--- YOUR GOAL ---
How many lines in these records hold the string "location"? State only that number.

--- DATASET ---
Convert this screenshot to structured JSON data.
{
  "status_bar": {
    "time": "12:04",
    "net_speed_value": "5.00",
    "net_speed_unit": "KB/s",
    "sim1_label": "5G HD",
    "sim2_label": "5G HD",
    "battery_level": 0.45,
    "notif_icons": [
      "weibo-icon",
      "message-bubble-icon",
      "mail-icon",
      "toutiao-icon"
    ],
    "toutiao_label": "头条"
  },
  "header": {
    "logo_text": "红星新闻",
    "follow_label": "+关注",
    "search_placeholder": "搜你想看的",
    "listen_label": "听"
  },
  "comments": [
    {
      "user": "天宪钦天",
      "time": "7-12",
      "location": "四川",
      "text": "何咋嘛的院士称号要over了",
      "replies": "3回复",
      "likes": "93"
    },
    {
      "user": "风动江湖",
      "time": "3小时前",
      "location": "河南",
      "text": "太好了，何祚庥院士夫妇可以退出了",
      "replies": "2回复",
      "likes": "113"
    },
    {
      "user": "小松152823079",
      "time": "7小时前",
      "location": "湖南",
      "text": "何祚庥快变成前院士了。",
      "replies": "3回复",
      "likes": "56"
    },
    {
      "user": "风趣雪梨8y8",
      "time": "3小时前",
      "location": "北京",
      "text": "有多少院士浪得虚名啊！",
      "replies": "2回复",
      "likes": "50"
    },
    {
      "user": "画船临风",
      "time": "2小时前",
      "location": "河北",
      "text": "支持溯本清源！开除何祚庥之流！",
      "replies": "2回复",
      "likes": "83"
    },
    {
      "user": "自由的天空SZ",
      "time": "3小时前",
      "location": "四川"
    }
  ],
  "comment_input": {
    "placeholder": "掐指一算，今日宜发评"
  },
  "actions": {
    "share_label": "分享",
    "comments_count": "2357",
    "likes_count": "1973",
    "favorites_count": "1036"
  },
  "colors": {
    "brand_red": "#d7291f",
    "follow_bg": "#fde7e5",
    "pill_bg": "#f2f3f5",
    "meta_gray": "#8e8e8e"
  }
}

--- FULL SOLUTION ---
6